[Dataset records]

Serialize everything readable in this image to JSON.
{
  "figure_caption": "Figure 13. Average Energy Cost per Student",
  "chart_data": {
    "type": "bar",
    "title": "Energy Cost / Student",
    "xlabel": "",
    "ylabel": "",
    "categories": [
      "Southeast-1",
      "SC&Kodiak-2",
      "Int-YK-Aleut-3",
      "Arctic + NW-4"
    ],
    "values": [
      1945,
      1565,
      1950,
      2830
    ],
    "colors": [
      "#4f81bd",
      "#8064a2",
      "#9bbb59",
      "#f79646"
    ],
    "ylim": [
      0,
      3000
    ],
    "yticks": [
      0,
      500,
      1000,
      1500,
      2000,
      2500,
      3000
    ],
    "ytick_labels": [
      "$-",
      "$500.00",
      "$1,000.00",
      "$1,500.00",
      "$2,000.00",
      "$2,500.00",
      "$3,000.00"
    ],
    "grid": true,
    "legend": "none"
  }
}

-- Do this --
Copy out each line of the data where the string "Cost" appears.

-- Exercise output --
  "figure_caption": "Figure 13. Average Energy Cost per Student",
    "title": "Energy Cost / Student",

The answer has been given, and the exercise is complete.